[What you need to do]: Copy the data exactly; pictures stay out of the copy.

[Collection entries]:
(begin)

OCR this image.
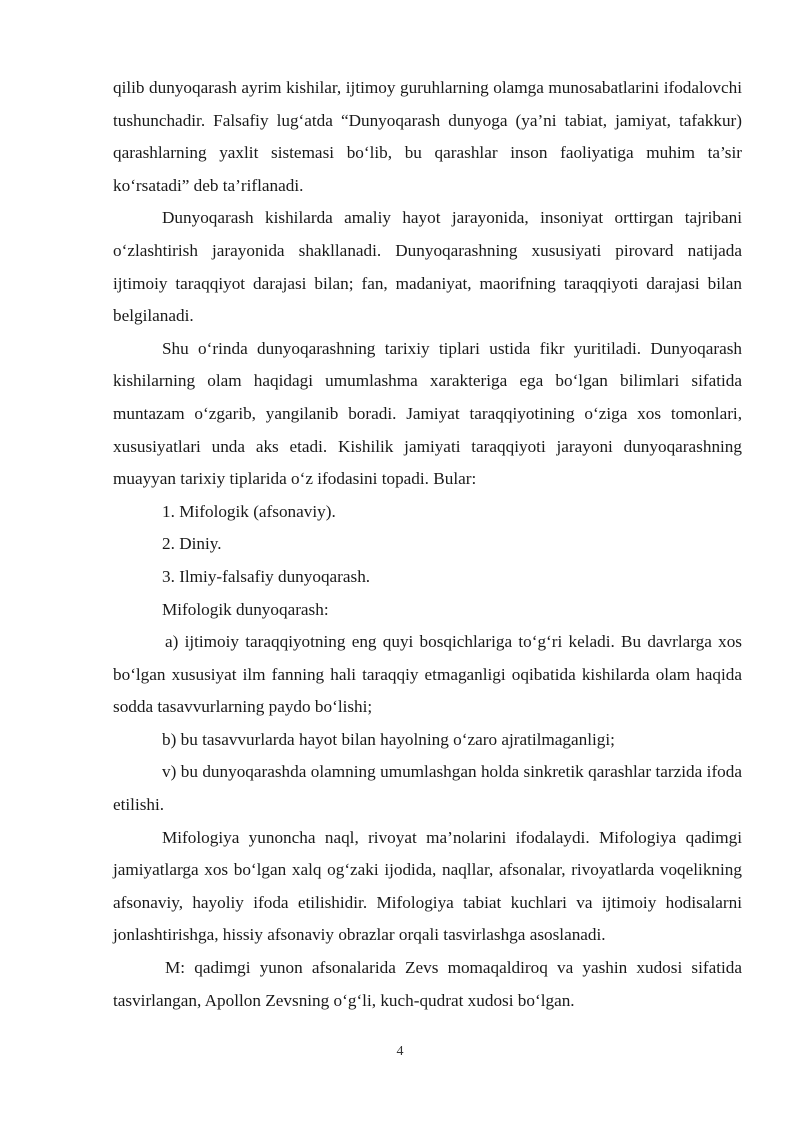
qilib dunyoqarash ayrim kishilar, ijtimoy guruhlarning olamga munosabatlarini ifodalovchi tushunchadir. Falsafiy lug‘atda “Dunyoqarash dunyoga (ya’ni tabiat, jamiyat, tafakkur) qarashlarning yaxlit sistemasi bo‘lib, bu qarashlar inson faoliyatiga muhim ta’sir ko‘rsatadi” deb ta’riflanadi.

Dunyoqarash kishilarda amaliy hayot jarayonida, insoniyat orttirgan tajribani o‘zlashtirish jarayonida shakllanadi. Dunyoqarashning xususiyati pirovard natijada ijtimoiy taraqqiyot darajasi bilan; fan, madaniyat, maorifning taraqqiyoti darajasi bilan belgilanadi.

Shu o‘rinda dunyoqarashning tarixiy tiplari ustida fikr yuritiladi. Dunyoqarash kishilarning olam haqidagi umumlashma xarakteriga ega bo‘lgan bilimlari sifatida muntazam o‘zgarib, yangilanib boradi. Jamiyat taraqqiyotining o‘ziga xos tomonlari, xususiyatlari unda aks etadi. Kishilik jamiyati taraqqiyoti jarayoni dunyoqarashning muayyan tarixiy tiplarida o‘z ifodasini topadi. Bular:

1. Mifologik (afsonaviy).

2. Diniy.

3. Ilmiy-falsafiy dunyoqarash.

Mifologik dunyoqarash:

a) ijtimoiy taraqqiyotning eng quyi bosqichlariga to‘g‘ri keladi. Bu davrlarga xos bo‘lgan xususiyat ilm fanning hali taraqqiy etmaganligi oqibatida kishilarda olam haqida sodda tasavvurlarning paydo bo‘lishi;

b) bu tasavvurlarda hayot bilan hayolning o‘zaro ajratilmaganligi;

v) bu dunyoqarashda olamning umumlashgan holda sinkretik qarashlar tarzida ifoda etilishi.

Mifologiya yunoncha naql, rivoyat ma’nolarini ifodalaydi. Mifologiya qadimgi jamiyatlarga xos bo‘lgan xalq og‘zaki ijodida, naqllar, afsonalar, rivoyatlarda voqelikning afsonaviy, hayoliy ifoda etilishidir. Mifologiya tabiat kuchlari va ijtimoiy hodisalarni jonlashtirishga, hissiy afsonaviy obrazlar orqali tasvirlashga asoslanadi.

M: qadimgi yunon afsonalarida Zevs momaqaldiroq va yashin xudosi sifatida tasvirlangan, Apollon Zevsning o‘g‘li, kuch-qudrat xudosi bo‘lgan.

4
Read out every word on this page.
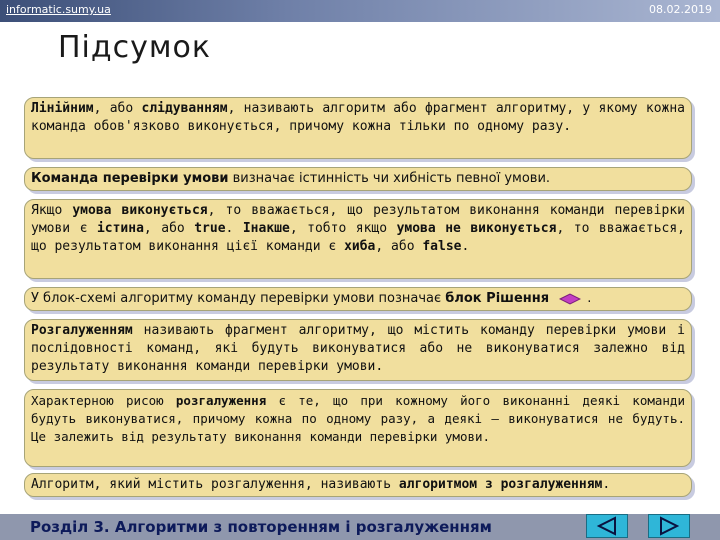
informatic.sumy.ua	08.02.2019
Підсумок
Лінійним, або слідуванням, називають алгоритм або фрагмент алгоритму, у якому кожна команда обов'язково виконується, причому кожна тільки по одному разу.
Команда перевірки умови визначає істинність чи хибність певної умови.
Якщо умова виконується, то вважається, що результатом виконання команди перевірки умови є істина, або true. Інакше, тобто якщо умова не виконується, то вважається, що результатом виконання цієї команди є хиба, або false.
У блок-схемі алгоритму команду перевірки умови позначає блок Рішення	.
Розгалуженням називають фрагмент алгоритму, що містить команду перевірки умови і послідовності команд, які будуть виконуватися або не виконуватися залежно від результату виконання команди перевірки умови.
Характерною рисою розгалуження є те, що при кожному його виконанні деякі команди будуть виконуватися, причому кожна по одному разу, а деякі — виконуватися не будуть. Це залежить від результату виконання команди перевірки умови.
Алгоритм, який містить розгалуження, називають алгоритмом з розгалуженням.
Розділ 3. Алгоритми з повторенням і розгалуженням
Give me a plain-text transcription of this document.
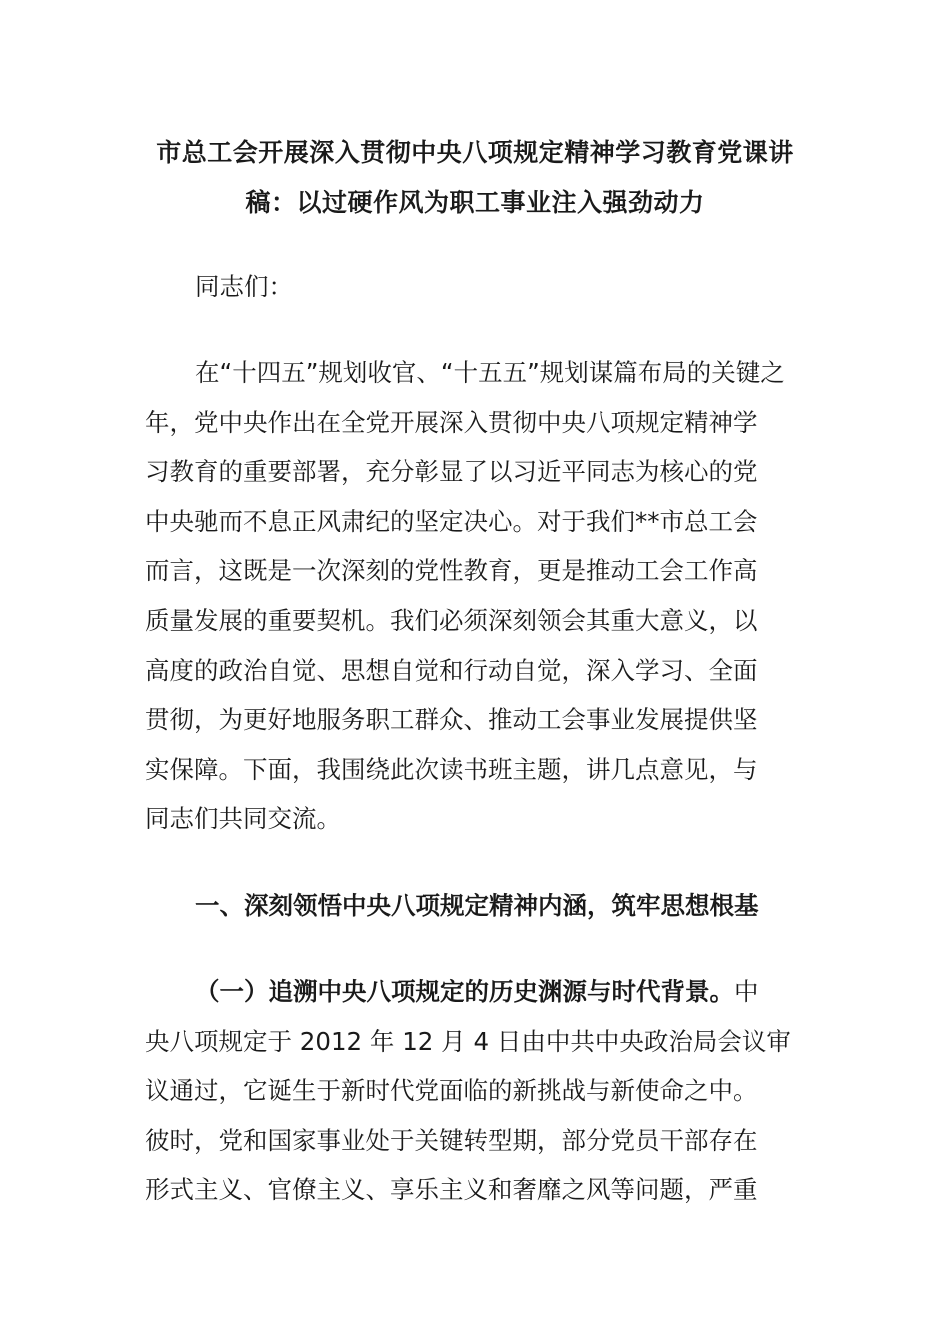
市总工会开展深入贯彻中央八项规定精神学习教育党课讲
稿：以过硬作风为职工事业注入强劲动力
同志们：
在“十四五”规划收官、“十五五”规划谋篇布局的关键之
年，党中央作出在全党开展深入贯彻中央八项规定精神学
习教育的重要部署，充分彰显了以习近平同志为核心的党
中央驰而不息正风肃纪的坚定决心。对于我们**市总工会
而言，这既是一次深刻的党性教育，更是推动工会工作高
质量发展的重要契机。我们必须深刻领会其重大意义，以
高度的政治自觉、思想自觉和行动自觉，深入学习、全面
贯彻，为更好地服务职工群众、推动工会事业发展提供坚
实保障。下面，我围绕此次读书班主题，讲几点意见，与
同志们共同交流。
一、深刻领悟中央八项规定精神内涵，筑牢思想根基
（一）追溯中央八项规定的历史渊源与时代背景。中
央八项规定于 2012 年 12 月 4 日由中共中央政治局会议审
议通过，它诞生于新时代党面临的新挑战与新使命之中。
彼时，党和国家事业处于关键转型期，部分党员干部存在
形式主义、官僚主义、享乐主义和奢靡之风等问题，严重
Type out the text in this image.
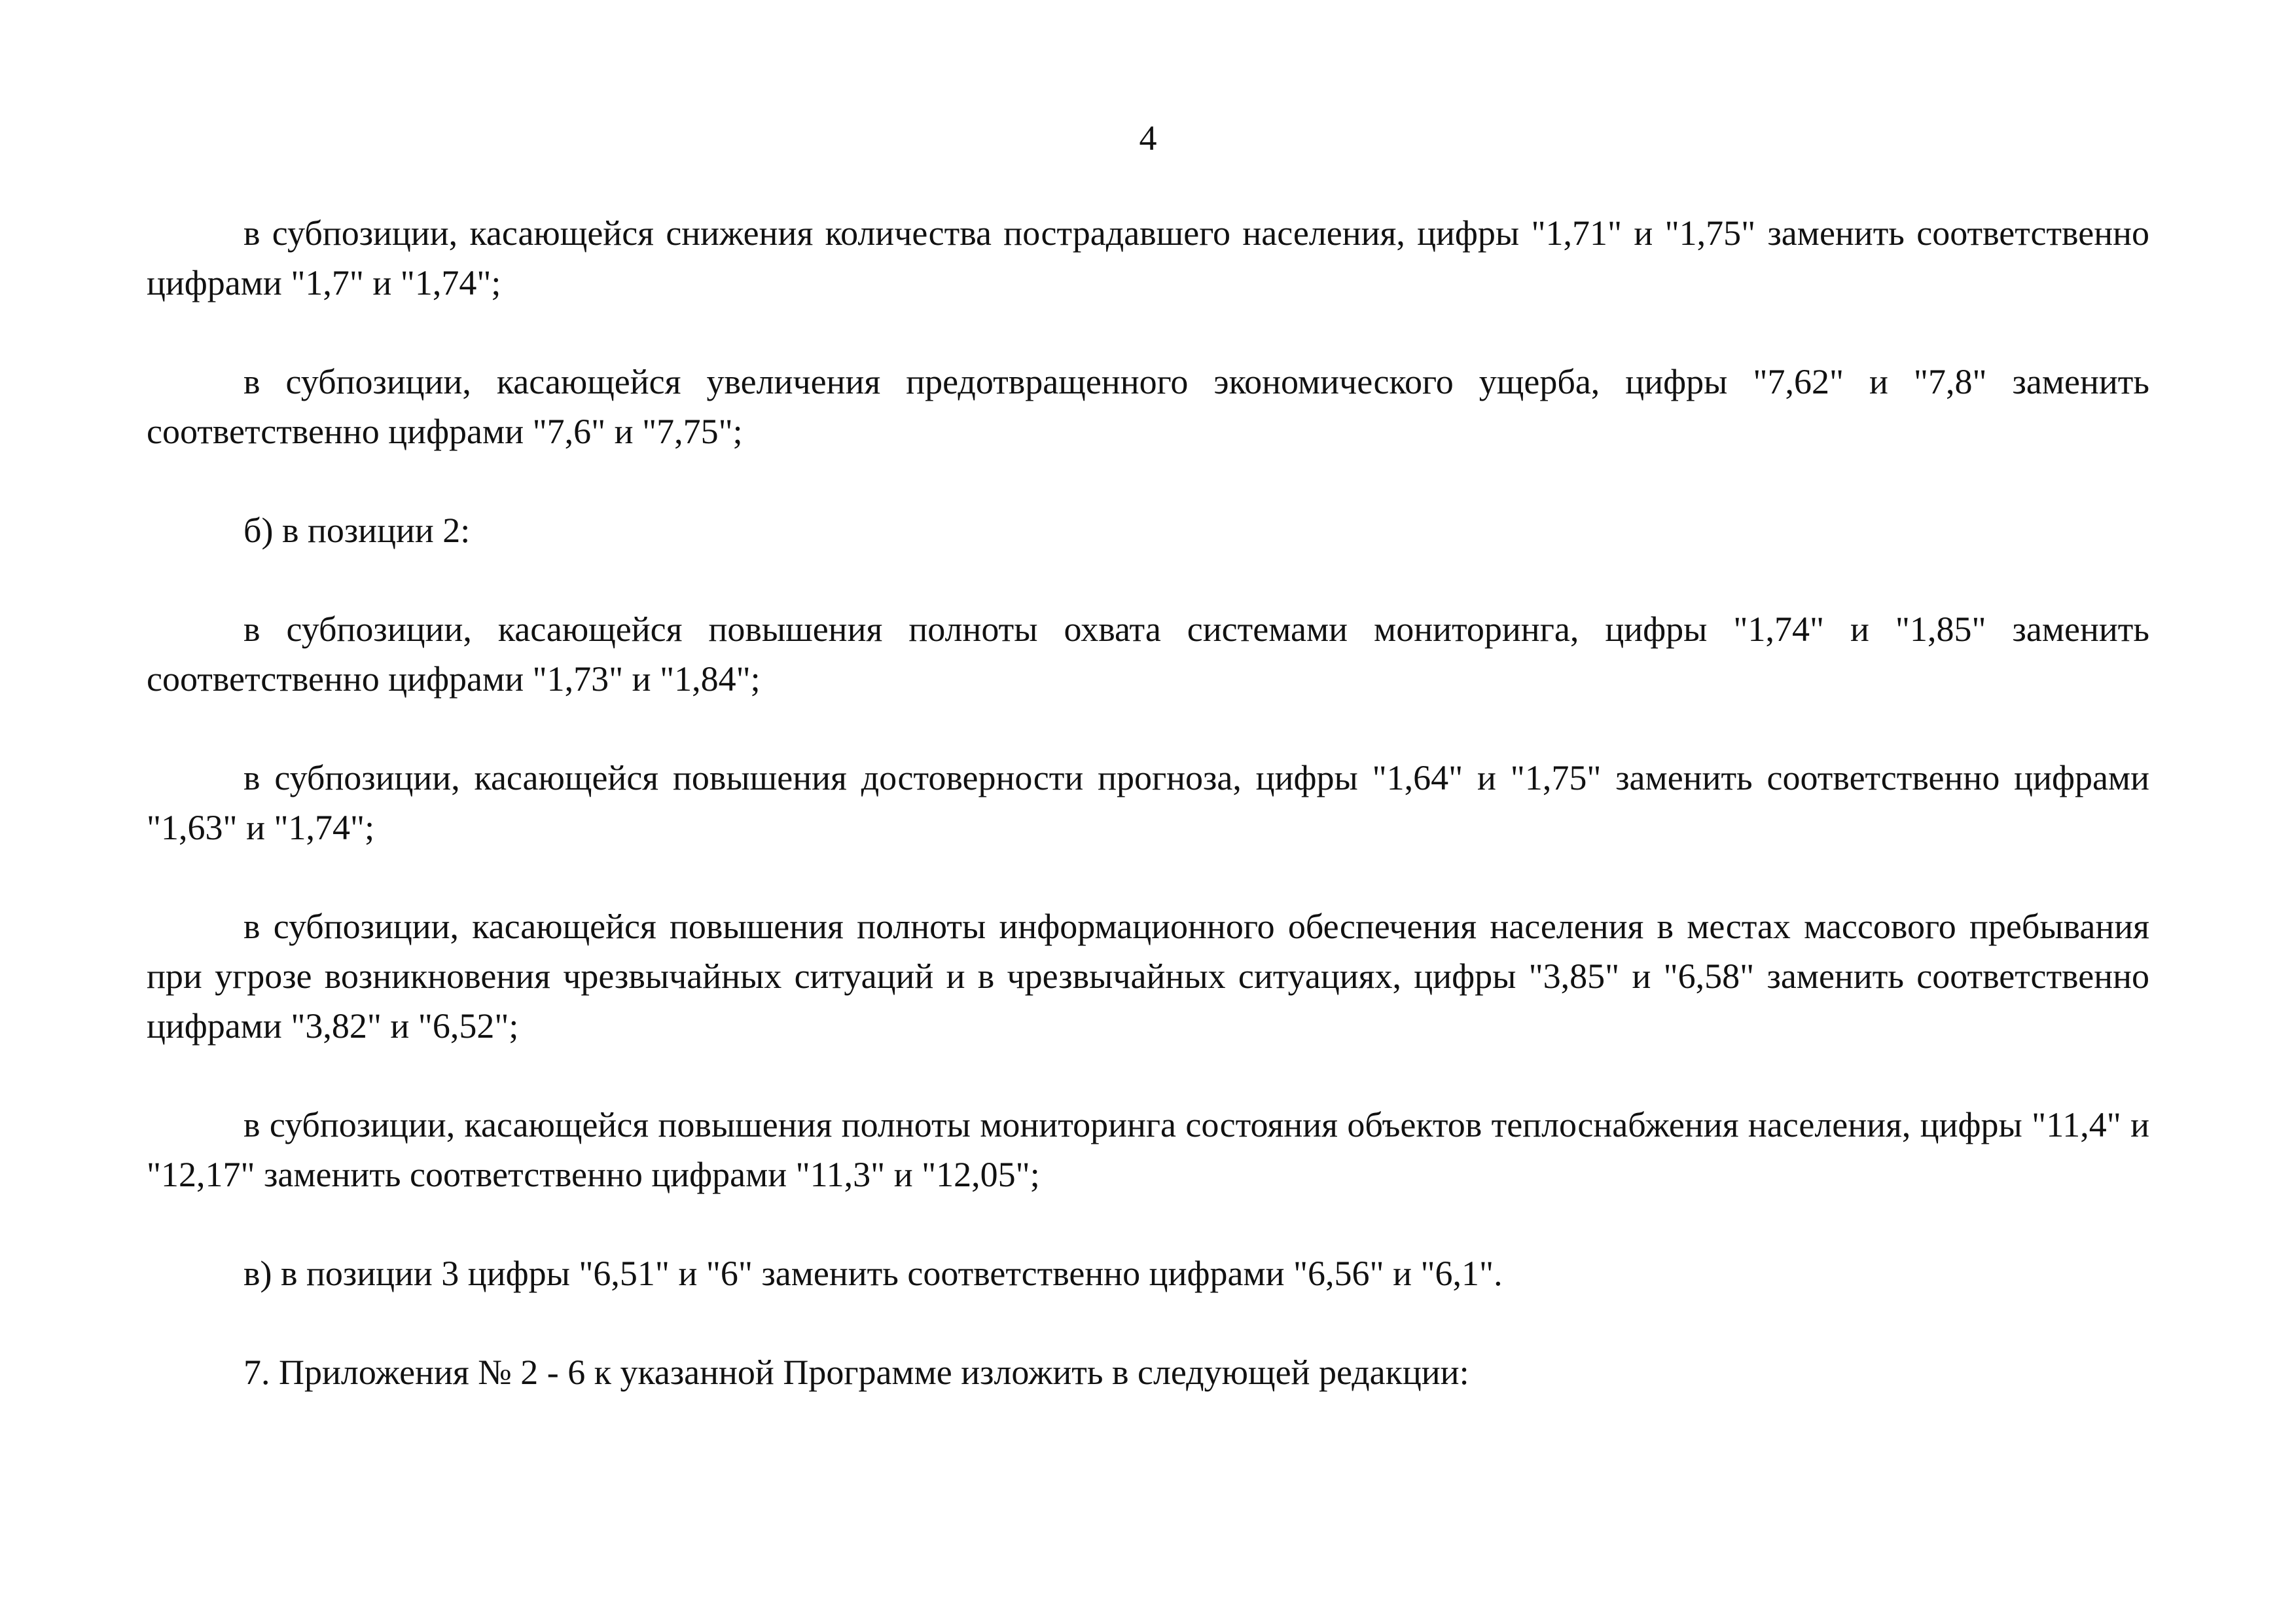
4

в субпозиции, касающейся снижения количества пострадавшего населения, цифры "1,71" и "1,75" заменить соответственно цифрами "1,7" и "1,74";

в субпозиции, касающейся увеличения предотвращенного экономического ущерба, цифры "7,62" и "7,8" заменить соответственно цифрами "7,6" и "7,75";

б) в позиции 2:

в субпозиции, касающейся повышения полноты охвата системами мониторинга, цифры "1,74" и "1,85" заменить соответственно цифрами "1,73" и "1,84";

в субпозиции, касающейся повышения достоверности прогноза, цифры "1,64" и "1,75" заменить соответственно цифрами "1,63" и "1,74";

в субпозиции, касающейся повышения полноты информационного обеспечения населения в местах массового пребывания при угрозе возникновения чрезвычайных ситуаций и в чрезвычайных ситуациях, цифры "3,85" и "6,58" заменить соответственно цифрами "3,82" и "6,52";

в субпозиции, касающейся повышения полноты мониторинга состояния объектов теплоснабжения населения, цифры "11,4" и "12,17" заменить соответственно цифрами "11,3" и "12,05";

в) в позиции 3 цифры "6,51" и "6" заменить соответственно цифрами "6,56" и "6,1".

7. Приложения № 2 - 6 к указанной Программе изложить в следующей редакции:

(end)

[Solution]:
OCR this image.
qilib dunyoqarash ayrim kishilar, ijtimoy guruhlarning olamga munosabatlarini ifodalovchi tushunchadir. Falsafiy lug‘atda “Dunyoqarash dunyoga (ya’ni tabiat, jamiyat, tafakkur) qarashlarning yaxlit sistemasi bo‘lib, bu qarashlar inson faoliyatiga muhim ta’sir ko‘rsatadi” deb ta’riflanadi.

Dunyoqarash kishilarda amaliy hayot jarayonida, insoniyat orttirgan tajribani o‘zlashtirish jarayonida shakllanadi. Dunyoqarashning xususiyati pirovard natijada ijtimoiy taraqqiyot darajasi bilan; fan, madaniyat, maorifning taraqqiyoti darajasi bilan belgilanadi.

Shu o‘rinda dunyoqarashning tarixiy tiplari ustida fikr yuritiladi. Dunyoqarash kishilarning olam haqidagi umumlashma xarakteriga ega bo‘lgan bilimlari sifatida muntazam o‘zgarib, yangilanib boradi. Jamiyat taraqqiyotining o‘ziga xos tomonlari, xususiyatlari unda aks etadi. Kishilik jamiyati taraqqiyoti jarayoni dunyoqarashning muayyan tarixiy tiplarida o‘z ifodasini topadi. Bular:

1. Mifologik (afsonaviy).

2. Diniy.

3. Ilmiy-falsafiy dunyoqarash.

Mifologik dunyoqarash:

a) ijtimoiy taraqqiyotning eng quyi bosqichlariga to‘g‘ri keladi. Bu davrlarga xos bo‘lgan xususiyat ilm fanning hali taraqqiy etmaganligi oqibatida kishilarda olam haqida sodda tasavvurlarning paydo bo‘lishi;

b) bu tasavvurlarda hayot bilan hayolning o‘zaro ajratilmaganligi;

v) bu dunyoqarashda olamning umumlashgan holda sinkretik qarashlar tarzida ifoda etilishi.

Mifologiya yunoncha naql, rivoyat ma’nolarini ifodalaydi. Mifologiya qadimgi jamiyatlarga xos bo‘lgan xalq og‘zaki ijodida, naqllar, afsonalar, rivoyatlarda voqelikning afsonaviy, hayoliy ifoda etilishidir. Mifologiya tabiat kuchlari va ijtimoiy hodisalarni jonlashtirishga, hissiy afsonaviy obrazlar orqali tasvirlashga asoslanadi.

M: qadimgi yunon afsonalarida Zevs momaqaldiroq va yashin xudosi sifatida tasvirlangan, Apollon Zevsning o‘g‘li, kuch-qudrat xudosi bo‘lgan.

4
Read out every word on this page.
informatic.sumy.ua	08.02.2019
Підсумок
Лінійним, або слідуванням, називають алгоритм або фрагмент алгоритму, у якому кожна команда обов'язково виконується, причому кожна тільки по одному разу.
Команда перевірки умови визначає істинність чи хибність певної умови.
Якщо умова виконується, то вважається, що результатом виконання команди перевірки умови є істина, або true. Інакше, тобто якщо умова не виконується, то вважається, що результатом виконання цієї команди є хиба, або false.
У блок-схемі алгоритму команду перевірки умови позначає блок Рішення	.
Розгалуженням називають фрагмент алгоритму, що містить команду перевірки умови і послідовності команд, які будуть виконуватися або не виконуватися залежно від результату виконання команди перевірки умови.
Характерною рисою розгалуження є те, що при кожному його виконанні деякі команди будуть виконуватися, причому кожна по одному разу, а деякі — виконуватися не будуть. Це залежить від результату виконання команди перевірки умови.
Алгоритм, який містить розгалуження, називають алгоритмом з розгалуженням.
Розділ 3. Алгоритми з повторенням і розгалуженням
Give me a plain-text transcription of this document.
市总工会开展深入贯彻中央八项规定精神学习教育党课讲
稿：以过硬作风为职工事业注入强劲动力
同志们：
在“十四五”规划收官、“十五五”规划谋篇布局的关键之
年，党中央作出在全党开展深入贯彻中央八项规定精神学
习教育的重要部署，充分彰显了以习近平同志为核心的党
中央驰而不息正风肃纪的坚定决心。对于我们**市总工会
而言，这既是一次深刻的党性教育，更是推动工会工作高
质量发展的重要契机。我们必须深刻领会其重大意义，以
高度的政治自觉、思想自觉和行动自觉，深入学习、全面
贯彻，为更好地服务职工群众、推动工会事业发展提供坚
实保障。下面，我围绕此次读书班主题，讲几点意见，与
同志们共同交流。
一、深刻领悟中央八项规定精神内涵，筑牢思想根基
（一）追溯中央八项规定的历史渊源与时代背景。中
央八项规定于 2012 年 12 月 4 日由中共中央政治局会议审
议通过，它诞生于新时代党面临的新挑战与新使命之中。
彼时，党和国家事业处于关键转型期，部分党员干部存在
形式主义、官僚主义、享乐主义和奢靡之风等问题，严重
Type out the text in this image.
4

в субпозиции, касающейся снижения количества пострадавшего населения, цифры "1,71" и "1,75" заменить соответственно цифрами "1,7" и "1,74";

в субпозиции, касающейся увеличения предотвращенного экономического ущерба, цифры "7,62" и "7,8" заменить соответственно цифрами "7,6" и "7,75";

б) в позиции 2:

в субпозиции, касающейся повышения полноты охвата системами мониторинга, цифры "1,74" и "1,85" заменить соответственно цифрами "1,73" и "1,84";

в субпозиции, касающейся повышения достоверности прогноза, цифры "1,64" и "1,75" заменить соответственно цифрами "1,63" и "1,74";

в субпозиции, касающейся повышения полноты информационного обеспечения населения в местах массового пребывания при угрозе возникновения чрезвычайных ситуаций и в чрезвычайных ситуациях, цифры "3,85" и "6,58" заменить соответственно цифрами "3,82" и "6,52";

в субпозиции, касающейся повышения полноты мониторинга состояния объектов теплоснабжения населения, цифры "11,4" и "12,17" заменить соответственно цифрами "11,3" и "12,05";

в) в позиции 3 цифры "6,51" и "6" заменить соответственно цифрами "6,56" и "6,1".

7. Приложения № 2 - 6 к указанной Программе изложить в следующей редакции:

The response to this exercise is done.